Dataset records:
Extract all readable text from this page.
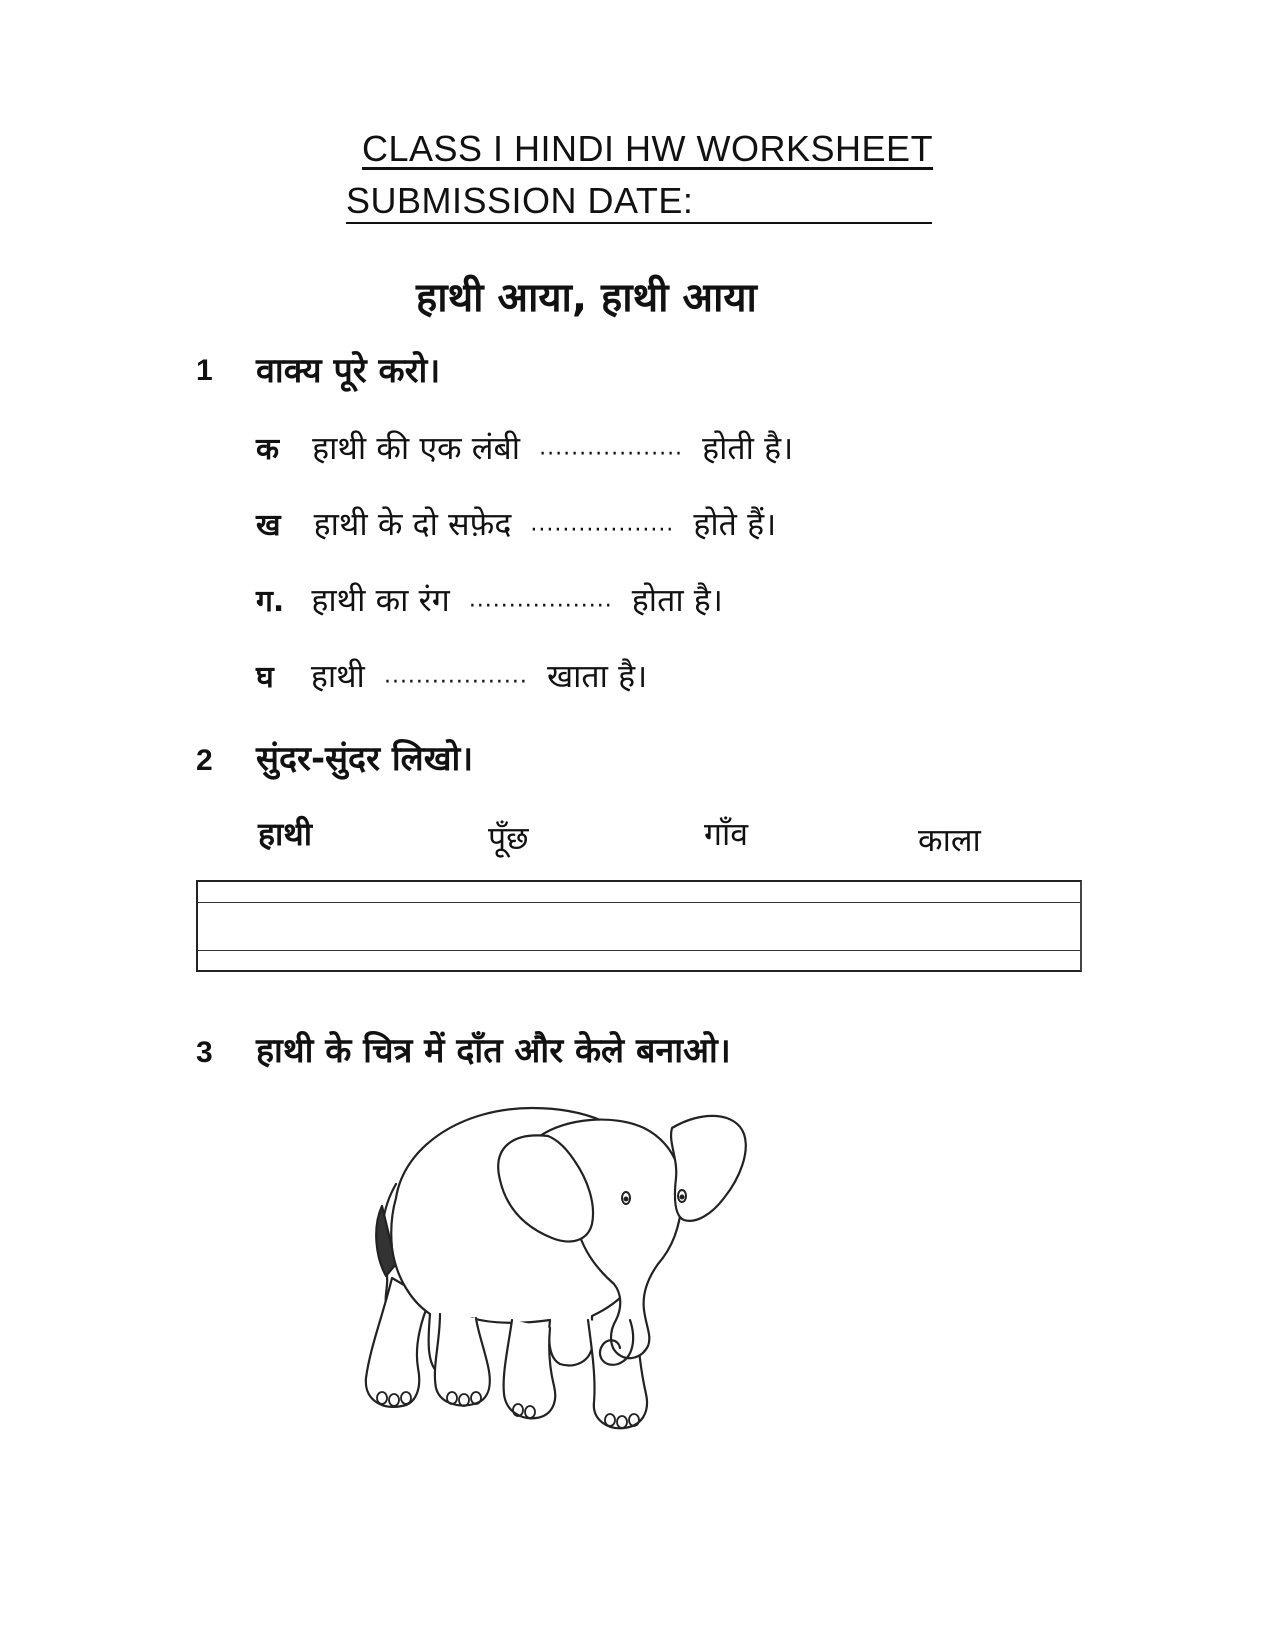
CLASS I HINDI HW WORKSHEET
SUBMISSION DATE:
हाथी आया, हाथी आया
1 वाक्य पूरे करो।
क हाथी की एक लंबी ·················· होती है।
ख हाथी के दो सफ़ेद ·················· होते हैं।
ग. हाथी का रंग ·················· होता है।
घ हाथी ·················· खाता है।
2 सुंदर-सुंदर लिखो।
हाथी	पूँछ	गाँव	काला
3 हाथी के चित्र में दाँत और केले बनाओ।
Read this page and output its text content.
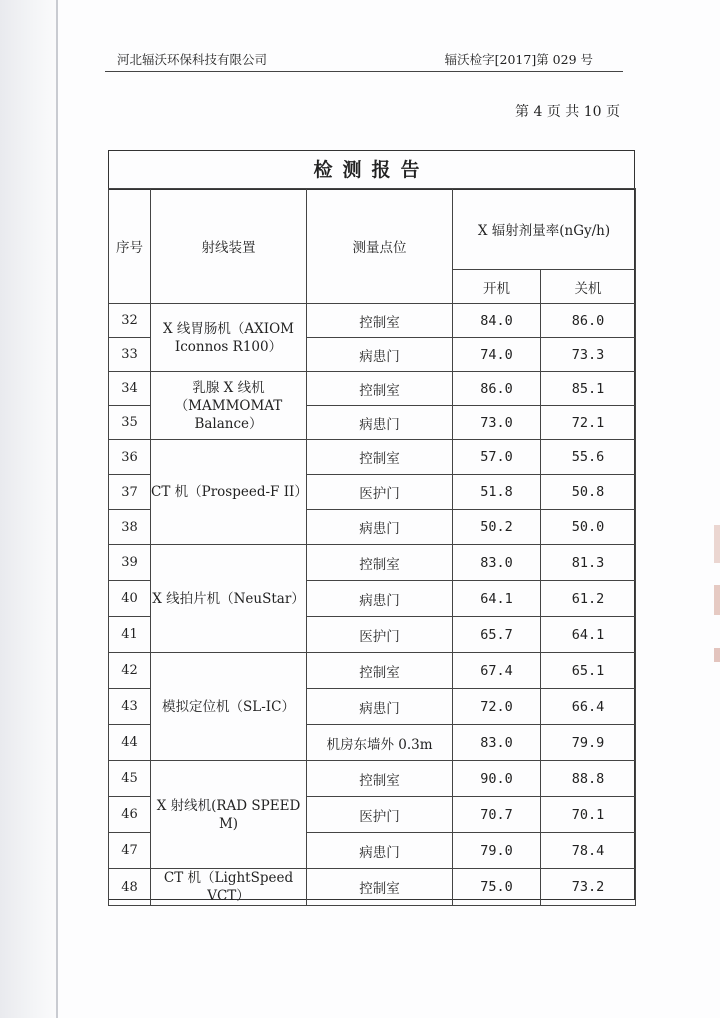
河北辐沃环保科技有限公司	辐沃检字[2017]第 029 号
第 4 页 共 10 页
检测报告
序号	射线装置	测量点位	X 辐射剂量率(nGy/h)	
			开机	关机
32	X 线胃肠机（AXIOM Iconnos R100）	控制室	84.0	86.0
33		病患门	74.0	73.3
34	乳腺 X 线机（MAMMOMAT Balance）	控制室	86.0	85.1
35		病患门	73.0	72.1
36	CT 机（Prospeed-F II）	控制室	57.0	55.6
37		医护门	51.8	50.8
38		病患门	50.2	50.0
39	X 线拍片机（NeuStar）	控制室	83.0	81.3
40		病患门	64.1	61.2
41		医护门	65.7	64.1
42	模拟定位机（SL-IC）	控制室	67.4	65.1
43		病患门	72.0	66.4
44		机房东墙外 0.3m	83.0	79.9
45	X 射线机(RAD SPEED M)	控制室	90.0	88.8
46		医护门	70.7	70.1
47		病患门	79.0	78.4
48	CT 机（LightSpeed VCT）	控制室	75.0	73.2
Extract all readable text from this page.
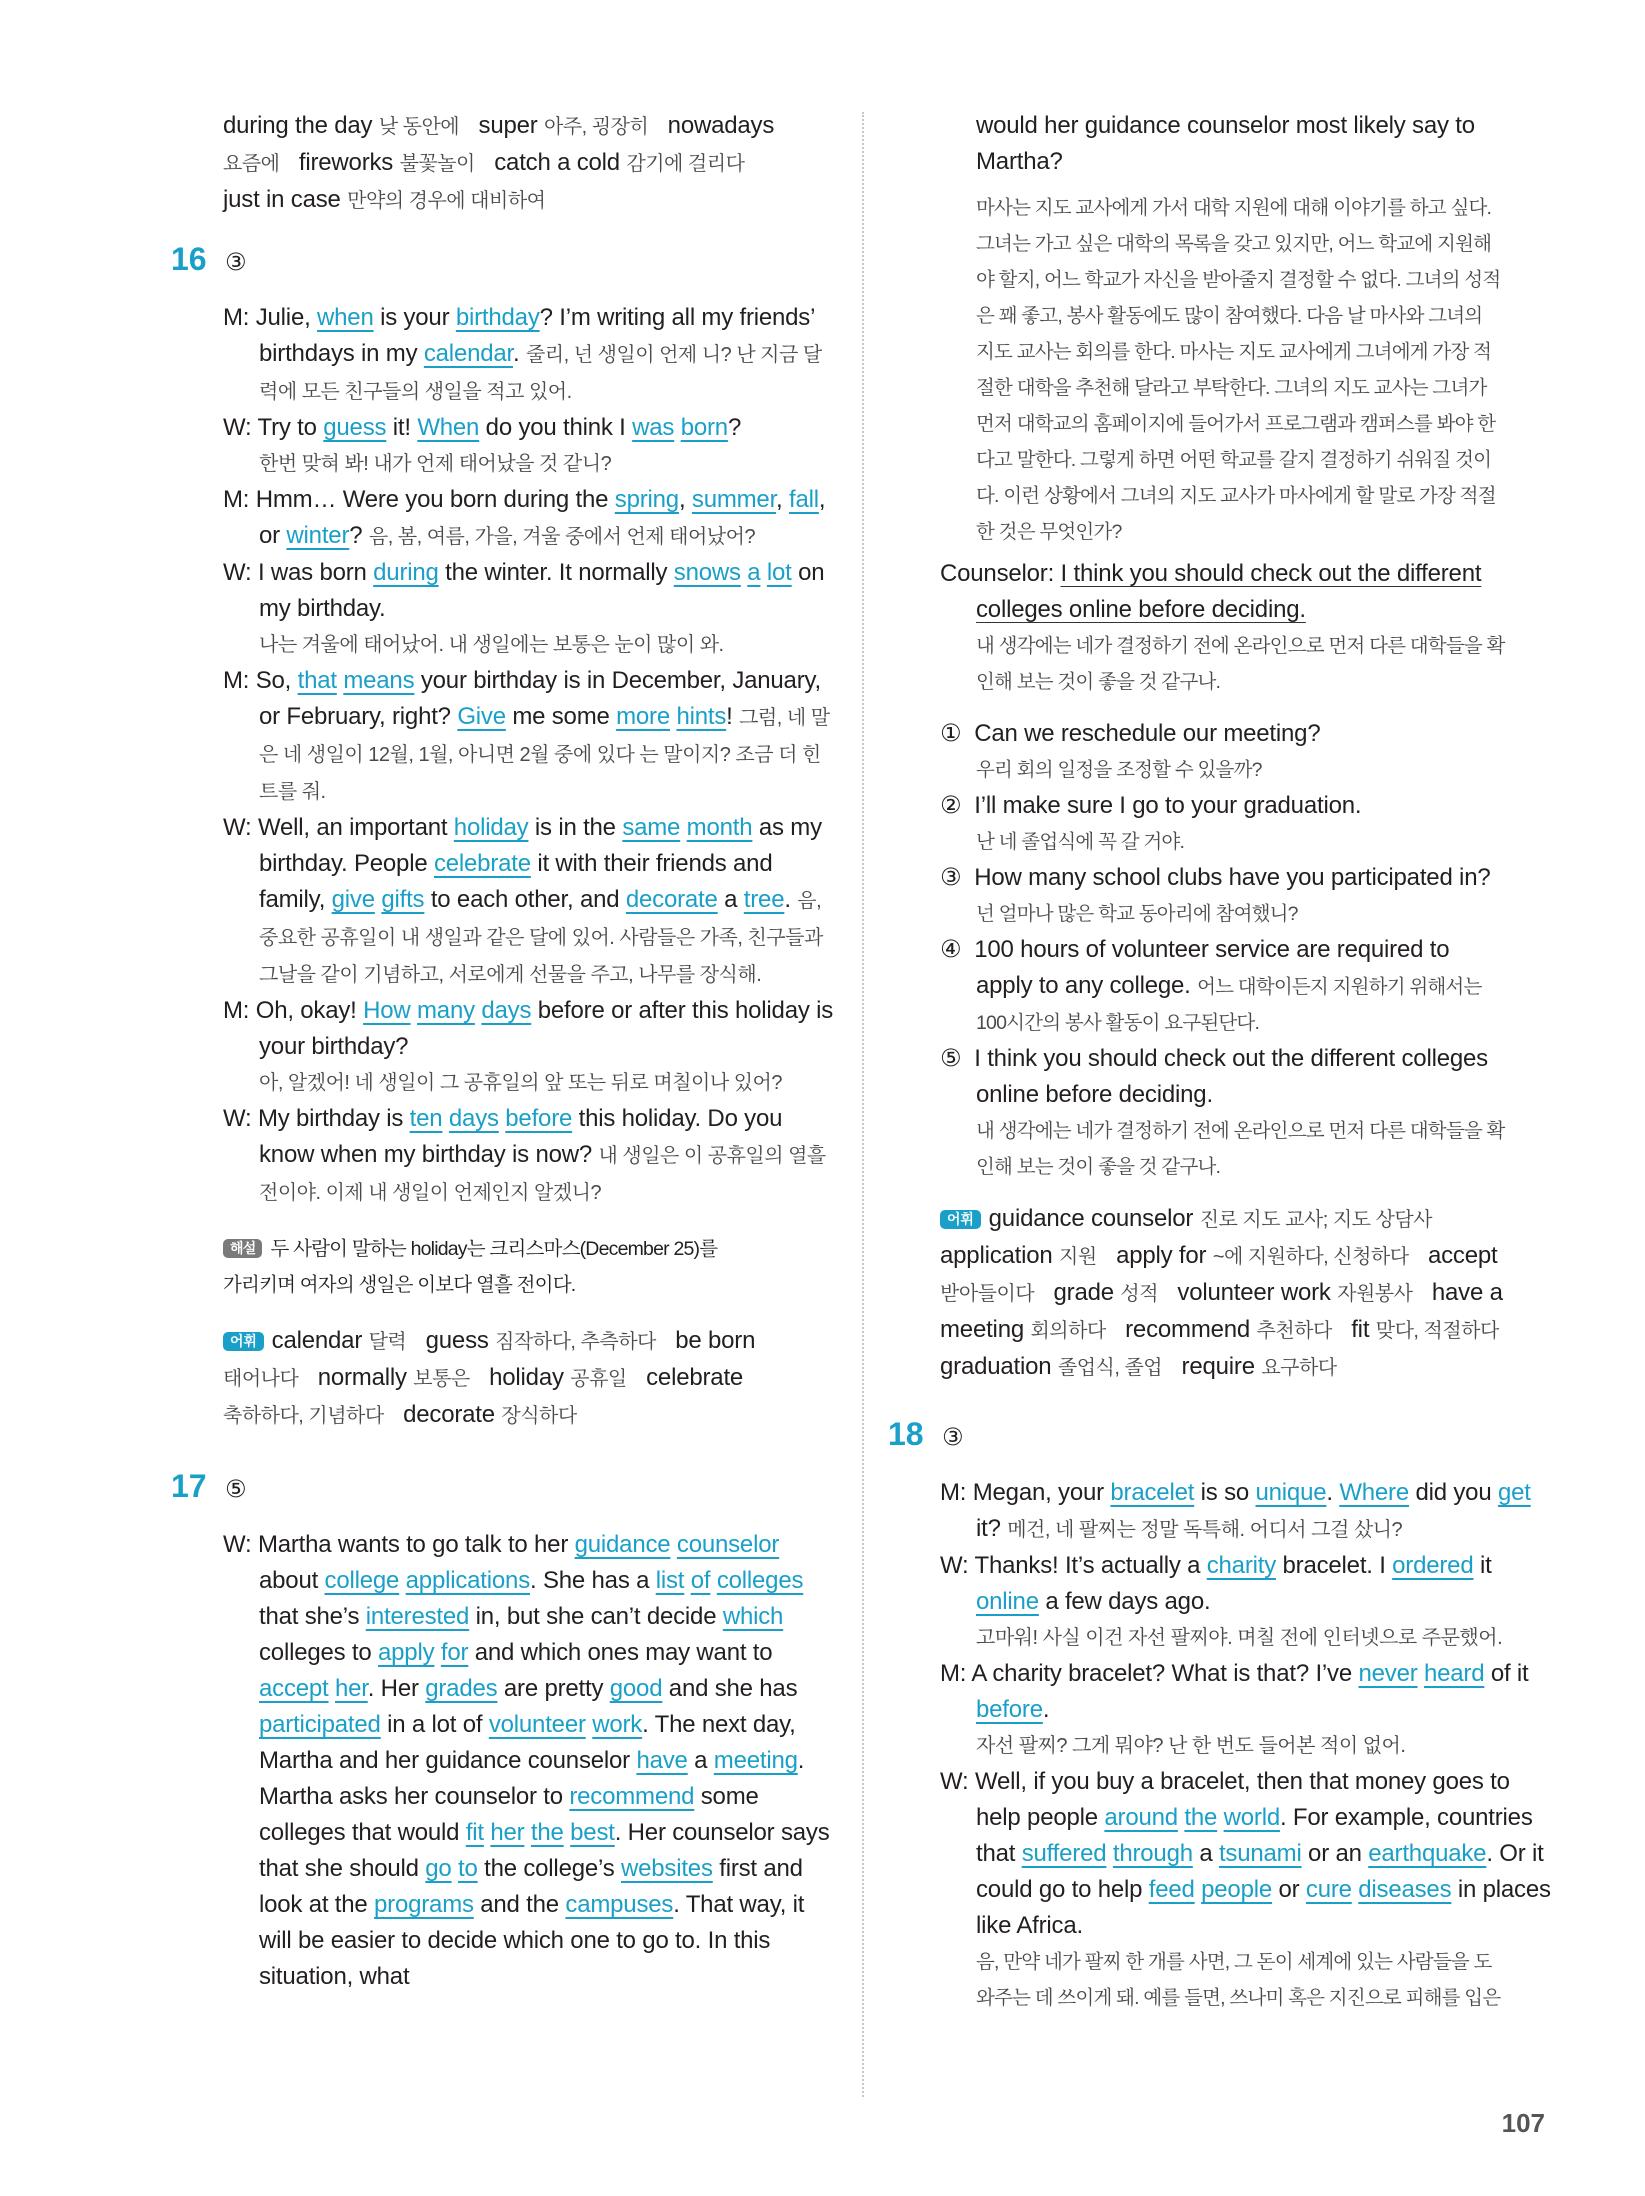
during the day 낮 동안에 super 아주, 굉장히 nowadays

요즘에 fireworks 불꽃놀이 catch a cold 감기에 걸리다

just in case 만약의 경우에 대비하여

16 ③

M: Julie, when is your birthday? I’m writing all my friends’ birthdays in my calendar. 줄리, 넌 생일이 언제 니? 난 지금 달력에 모든 친구들의 생일을 적고 있어.

W: Try to guess it! When do you think I was born?

한번 맞혀 봐! 내가 언제 태어났을 것 같니?

M: Hmm… Were you born during the spring, summer, fall, or winter? 음, 봄, 여름, 가을, 겨울 중에서 언제 태어났어?

W: I was born during the winter. It normally snows a lot on my birthday.

나는 겨울에 태어났어. 내 생일에는 보통은 눈이 많이 와.

M: So, that means your birthday is in December, January, or February, right? Give me some more hints! 그럼, 네 말은 네 생일이 12월, 1월, 아니면 2월 중에 있다 는 말이지? 조금 더 힌트를 줘.

W: Well, an important holiday is in the same month as my birthday. People celebrate it with their friends and family, give gifts to each other, and decorate a tree. 음, 중요한 공휴일이 내 생일과 같은 달에 있어. 사람들은 가족, 친구들과 그날을 같이 기념하고, 서로에게 선물을 주고, 나무를 장식해.

M: Oh, okay! How many days before or after this holiday is your birthday?

아, 알겠어! 네 생일이 그 공휴일의 앞 또는 뒤로 며칠이나 있어?

W: My birthday is ten days before this holiday. Do you know when my birthday is now? 내 생일은 이 공휴일의 열흘 전이야. 이제 내 생일이 언제인지 알겠니?

해설 두 사람이 말하는 holiday는 크리스마스(December 25)를

가리키며 여자의 생일은 이보다 열흘 전이다.

어휘 calendar 달력 guess 짐작하다, 추측하다 be born

태어나다 normally 보통은 holiday 공휴일 celebrate

축하하다, 기념하다 decorate 장식하다

17 ⑤

W: Martha wants to go talk to her guidance counselor about college applications. She has a list of colleges that she’s interested in, but she can’t decide which colleges to apply for and which ones may want to accept her. Her grades are pretty good and she has participated in a lot of volunteer work. The next day, Martha and her guidance counselor have a meeting. Martha asks her counselor to recommend some colleges that would fit her the best. Her counselor says that she should go to the college’s websites first and look at the programs and the campuses. That way, it will be easier to decide which one to go to. In this situation, what

would her guidance counselor most likely say to Martha?

마사는 지도 교사에게 가서 대학 지원에 대해 이야기를 하고 싶다.

그녀는 가고 싶은 대학의 목록을 갖고 있지만, 어느 학교에 지원해

야 할지, 어느 학교가 자신을 받아줄지 결정할 수 없다. 그녀의 성적

은 꽤 좋고, 봉사 활동에도 많이 참여했다. 다음 날 마사와 그녀의

지도 교사는 회의를 한다. 마사는 지도 교사에게 그녀에게 가장 적

절한 대학을 추천해 달라고 부탁한다. 그녀의 지도 교사는 그녀가

먼저 대학교의 홈페이지에 들어가서 프로그램과 캠퍼스를 봐야 한

다고 말한다. 그렇게 하면 어떤 학교를 갈지 결정하기 쉬워질 것이

다. 이런 상황에서 그녀의 지도 교사가 마사에게 할 말로 가장 적절

한 것은 무엇인가?

Counselor: I think you should check out the different

colleges online before deciding.

내 생각에는 네가 결정하기 전에 온라인으로 먼저 다른 대학들을 확

인해 보는 것이 좋을 것 같구나.

① Can we reschedule our meeting?

우리 회의 일정을 조정할 수 있을까?

② I’ll make sure I go to your graduation.

난 네 졸업식에 꼭 갈 거야.

③ How many school clubs have you participated in?

넌 얼마나 많은 학교 동아리에 참여했니?

④ 100 hours of volunteer service are required to

apply to any college. 어느 대학이든지 지원하기 위해서는

100시간의 봉사 활동이 요구된단다.

⑤ I think you should check out the different colleges

online before deciding.

내 생각에는 네가 결정하기 전에 온라인으로 먼저 다른 대학들을 확

인해 보는 것이 좋을 것 같구나.

어휘 guidance counselor 진로 지도 교사; 지도 상담사

application 지원 apply for ~에 지원하다, 신청하다 accept

받아들이다 grade 성적 volunteer work 자원봉사 have a

meeting 회의하다 recommend 추천하다 fit 맞다, 적절하다

graduation 졸업식, 졸업 require 요구하다

18 ③

M: Megan, your bracelet is so unique. Where did you get it? 메건, 네 팔찌는 정말 독특해. 어디서 그걸 샀니?

W: Thanks! It’s actually a charity bracelet. I ordered it online a few days ago.

고마워! 사실 이건 자선 팔찌야. 며칠 전에 인터넷으로 주문했어.

M: A charity bracelet? What is that? I’ve never heard of it before.

자선 팔찌? 그게 뭐야? 난 한 번도 들어본 적이 없어.

W: Well, if you buy a bracelet, then that money goes to help people around the world. For example, countries that suffered through a tsunami or an earthquake. Or it could go to help feed people or cure diseases in places like Africa.

음, 만약 네가 팔찌 한 개를 사면, 그 돈이 세계에 있는 사람들을 도

와주는 데 쓰이게 돼. 예를 들면, 쓰나미 혹은 지진으로 피해를 입은

107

WHAT IS EXPECTED
In the listing, find each line with the string "many" and copy it.

SOLUTION FOR THIS TASK
M: Oh, okay! How many days before or after this holiday is your birthday?
③ How many school clubs have you participated in?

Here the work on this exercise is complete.